[PROBLEM REQUIREMENTS] Retype the material word for word.

[INPUT ROWS]
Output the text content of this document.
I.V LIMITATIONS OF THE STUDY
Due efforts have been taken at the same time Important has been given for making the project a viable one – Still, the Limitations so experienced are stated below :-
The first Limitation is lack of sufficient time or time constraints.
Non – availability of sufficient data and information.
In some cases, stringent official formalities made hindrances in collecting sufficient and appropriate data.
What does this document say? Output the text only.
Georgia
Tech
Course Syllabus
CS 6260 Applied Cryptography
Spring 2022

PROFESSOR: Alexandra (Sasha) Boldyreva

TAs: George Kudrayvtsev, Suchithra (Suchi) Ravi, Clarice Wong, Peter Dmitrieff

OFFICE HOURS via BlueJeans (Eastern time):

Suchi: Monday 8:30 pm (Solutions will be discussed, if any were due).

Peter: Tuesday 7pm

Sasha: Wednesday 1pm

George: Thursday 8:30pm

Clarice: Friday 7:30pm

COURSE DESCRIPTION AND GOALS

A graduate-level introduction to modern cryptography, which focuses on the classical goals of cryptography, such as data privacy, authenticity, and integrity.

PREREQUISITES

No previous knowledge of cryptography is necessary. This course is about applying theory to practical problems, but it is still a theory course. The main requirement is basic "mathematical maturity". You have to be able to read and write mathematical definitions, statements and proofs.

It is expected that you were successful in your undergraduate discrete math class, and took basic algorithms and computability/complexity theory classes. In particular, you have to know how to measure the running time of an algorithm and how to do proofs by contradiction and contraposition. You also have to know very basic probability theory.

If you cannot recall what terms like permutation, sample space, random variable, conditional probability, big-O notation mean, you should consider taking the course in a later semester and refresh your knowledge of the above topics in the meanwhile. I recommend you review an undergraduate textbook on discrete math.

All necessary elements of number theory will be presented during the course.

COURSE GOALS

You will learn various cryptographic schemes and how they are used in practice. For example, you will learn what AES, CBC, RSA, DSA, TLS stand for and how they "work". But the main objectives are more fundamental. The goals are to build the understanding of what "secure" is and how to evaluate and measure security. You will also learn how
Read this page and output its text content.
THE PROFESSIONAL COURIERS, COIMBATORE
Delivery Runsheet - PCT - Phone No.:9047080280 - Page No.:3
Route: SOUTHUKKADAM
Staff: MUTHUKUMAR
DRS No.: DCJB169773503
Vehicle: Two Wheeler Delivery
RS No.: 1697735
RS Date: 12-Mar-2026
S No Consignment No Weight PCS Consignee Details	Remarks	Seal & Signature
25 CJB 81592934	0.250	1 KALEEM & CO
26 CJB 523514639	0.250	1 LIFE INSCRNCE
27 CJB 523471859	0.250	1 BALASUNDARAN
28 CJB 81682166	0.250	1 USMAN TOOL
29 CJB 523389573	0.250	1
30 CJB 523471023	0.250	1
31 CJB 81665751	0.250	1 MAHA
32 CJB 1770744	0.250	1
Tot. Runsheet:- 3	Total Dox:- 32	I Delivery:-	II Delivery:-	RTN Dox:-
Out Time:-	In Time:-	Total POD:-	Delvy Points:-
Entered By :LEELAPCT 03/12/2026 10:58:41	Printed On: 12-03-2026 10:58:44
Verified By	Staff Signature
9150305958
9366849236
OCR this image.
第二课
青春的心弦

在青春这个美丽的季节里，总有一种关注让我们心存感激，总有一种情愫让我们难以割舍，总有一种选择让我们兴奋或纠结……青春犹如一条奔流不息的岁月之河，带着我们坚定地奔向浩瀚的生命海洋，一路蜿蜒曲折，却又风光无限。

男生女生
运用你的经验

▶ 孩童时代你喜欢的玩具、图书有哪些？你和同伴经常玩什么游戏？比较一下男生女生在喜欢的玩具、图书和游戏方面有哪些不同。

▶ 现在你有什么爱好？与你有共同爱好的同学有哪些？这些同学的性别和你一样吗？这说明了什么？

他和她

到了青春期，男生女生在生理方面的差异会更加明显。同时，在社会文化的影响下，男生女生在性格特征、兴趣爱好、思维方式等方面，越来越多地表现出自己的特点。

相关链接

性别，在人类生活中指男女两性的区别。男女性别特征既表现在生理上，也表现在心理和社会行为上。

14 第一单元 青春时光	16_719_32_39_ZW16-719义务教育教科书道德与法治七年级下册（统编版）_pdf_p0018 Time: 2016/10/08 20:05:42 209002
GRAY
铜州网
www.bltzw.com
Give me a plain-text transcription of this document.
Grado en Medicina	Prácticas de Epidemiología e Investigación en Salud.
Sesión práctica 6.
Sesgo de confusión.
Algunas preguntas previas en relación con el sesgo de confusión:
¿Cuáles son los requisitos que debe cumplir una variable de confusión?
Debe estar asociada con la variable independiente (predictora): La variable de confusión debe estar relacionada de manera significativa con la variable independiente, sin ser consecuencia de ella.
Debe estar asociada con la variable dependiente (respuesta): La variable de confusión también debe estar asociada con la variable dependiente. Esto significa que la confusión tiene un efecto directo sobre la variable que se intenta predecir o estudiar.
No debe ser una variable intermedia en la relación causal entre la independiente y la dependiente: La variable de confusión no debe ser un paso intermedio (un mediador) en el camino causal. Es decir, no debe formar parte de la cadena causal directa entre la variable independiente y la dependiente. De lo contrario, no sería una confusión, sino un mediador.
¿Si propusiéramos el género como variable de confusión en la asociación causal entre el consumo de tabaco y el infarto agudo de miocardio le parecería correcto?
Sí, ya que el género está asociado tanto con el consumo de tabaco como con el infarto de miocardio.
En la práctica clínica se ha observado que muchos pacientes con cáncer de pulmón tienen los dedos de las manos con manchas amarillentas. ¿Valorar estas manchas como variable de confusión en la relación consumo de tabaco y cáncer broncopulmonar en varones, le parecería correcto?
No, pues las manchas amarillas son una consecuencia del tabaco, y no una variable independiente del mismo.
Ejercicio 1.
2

[THE COMPLETED TASK]
Output the text content of this document.
I.V LIMITATIONS OF THE STUDY
Due efforts have been taken at the same time Important has been given for making the project a viable one – Still, the Limitations so experienced are stated below :-
The first Limitation is lack of sufficient time or time constraints.
Non – availability of sufficient data and information.
In some cases, stringent official formalities made hindrances in collecting sufficient and appropriate data.
What does this document say? Output the text only.
Georgia
Tech
Course Syllabus
CS 6260 Applied Cryptography
Spring 2022

PROFESSOR: Alexandra (Sasha) Boldyreva

TAs: George Kudrayvtsev, Suchithra (Suchi) Ravi, Clarice Wong, Peter Dmitrieff

OFFICE HOURS via BlueJeans (Eastern time):

Suchi: Monday 8:30 pm (Solutions will be discussed, if any were due).

Peter: Tuesday 7pm

Sasha: Wednesday 1pm

George: Thursday 8:30pm

Clarice: Friday 7:30pm

COURSE DESCRIPTION AND GOALS

A graduate-level introduction to modern cryptography, which focuses on the classical goals of cryptography, such as data privacy, authenticity, and integrity.

PREREQUISITES

No previous knowledge of cryptography is necessary. This course is about applying theory to practical problems, but it is still a theory course. The main requirement is basic "mathematical maturity". You have to be able to read and write mathematical definitions, statements and proofs.

It is expected that you were successful in your undergraduate discrete math class, and took basic algorithms and computability/complexity theory classes. In particular, you have to know how to measure the running time of an algorithm and how to do proofs by contradiction and contraposition. You also have to know very basic probability theory.

If you cannot recall what terms like permutation, sample space, random variable, conditional probability, big-O notation mean, you should consider taking the course in a later semester and refresh your knowledge of the above topics in the meanwhile. I recommend you review an undergraduate textbook on discrete math.

All necessary elements of number theory will be presented during the course.

COURSE GOALS

You will learn various cryptographic schemes and how they are used in practice. For example, you will learn what AES, CBC, RSA, DSA, TLS stand for and how they "work". But the main objectives are more fundamental. The goals are to build the understanding of what "secure" is and how to evaluate and measure security. You will also learn how
Read this page and output its text content.
THE PROFESSIONAL COURIERS, COIMBATORE
Delivery Runsheet - PCT - Phone No.:9047080280 - Page No.:3
Route: SOUTHUKKADAM
Staff: MUTHUKUMAR
DRS No.: DCJB169773503
Vehicle: Two Wheeler Delivery
RS No.: 1697735
RS Date: 12-Mar-2026
S No Consignment No Weight PCS Consignee Details	Remarks	Seal & Signature
25 CJB 81592934	0.250	1 KALEEM & CO
26 CJB 523514639	0.250	1 LIFE INSCRNCE
27 CJB 523471859	0.250	1 BALASUNDARAN
28 CJB 81682166	0.250	1 USMAN TOOL
29 CJB 523389573	0.250	1
30 CJB 523471023	0.250	1
31 CJB 81665751	0.250	1 MAHA
32 CJB 1770744	0.250	1
Tot. Runsheet:- 3	Total Dox:- 32	I Delivery:-	II Delivery:-	RTN Dox:-
Out Time:-	In Time:-	Total POD:-	Delvy Points:-
Entered By :LEELAPCT 03/12/2026 10:58:41	Printed On: 12-03-2026 10:58:44
Verified By	Staff Signature
9150305958
9366849236
OCR this image.
第二课
青春的心弦

在青春这个美丽的季节里，总有一种关注让我们心存感激，总有一种情愫让我们难以割舍，总有一种选择让我们兴奋或纠结……青春犹如一条奔流不息的岁月之河，带着我们坚定地奔向浩瀚的生命海洋，一路蜿蜒曲折，却又风光无限。

男生女生
运用你的经验

▶ 孩童时代你喜欢的玩具、图书有哪些？你和同伴经常玩什么游戏？比较一下男生女生在喜欢的玩具、图书和游戏方面有哪些不同。

▶ 现在你有什么爱好？与你有共同爱好的同学有哪些？这些同学的性别和你一样吗？这说明了什么？

他和她

到了青春期，男生女生在生理方面的差异会更加明显。同时，在社会文化的影响下，男生女生在性格特征、兴趣爱好、思维方式等方面，越来越多地表现出自己的特点。

相关链接

性别，在人类生活中指男女两性的区别。男女性别特征既表现在生理上，也表现在心理和社会行为上。

14 第一单元 青春时光	16_719_32_39_ZW16-719义务教育教科书道德与法治七年级下册（统编版）_pdf_p0018 Time: 2016/10/08 20:05:42 209002
GRAY
铜州网
www.bltzw.com
Give me a plain-text transcription of this document.
Grado en Medicina	Prácticas de Epidemiología e Investigación en Salud.
Sesión práctica 6.
Sesgo de confusión.
Algunas preguntas previas en relación con el sesgo de confusión:
¿Cuáles son los requisitos que debe cumplir una variable de confusión?
Debe estar asociada con la variable independiente (predictora): La variable de confusión debe estar relacionada de manera significativa con la variable independiente, sin ser consecuencia de ella.
Debe estar asociada con la variable dependiente (respuesta): La variable de confusión también debe estar asociada con la variable dependiente. Esto significa que la confusión tiene un efecto directo sobre la variable que se intenta predecir o estudiar.
No debe ser una variable intermedia en la relación causal entre la independiente y la dependiente: La variable de confusión no debe ser un paso intermedio (un mediador) en el camino causal. Es decir, no debe formar parte de la cadena causal directa entre la variable independiente y la dependiente. De lo contrario, no sería una confusión, sino un mediador.
¿Si propusiéramos el género como variable de confusión en la asociación causal entre el consumo de tabaco y el infarto agudo de miocardio le parecería correcto?
Sí, ya que el género está asociado tanto con el consumo de tabaco como con el infarto de miocardio.
En la práctica clínica se ha observado que muchos pacientes con cáncer de pulmón tienen los dedos de las manos con manchas amarillentas. ¿Valorar estas manchas como variable de confusión en la relación consumo de tabaco y cáncer broncopulmonar en varones, le parecería correcto?
No, pues las manchas amarillas son una consecuencia del tabaco, y no una variable independiente del mismo.
Ejercicio 1.
2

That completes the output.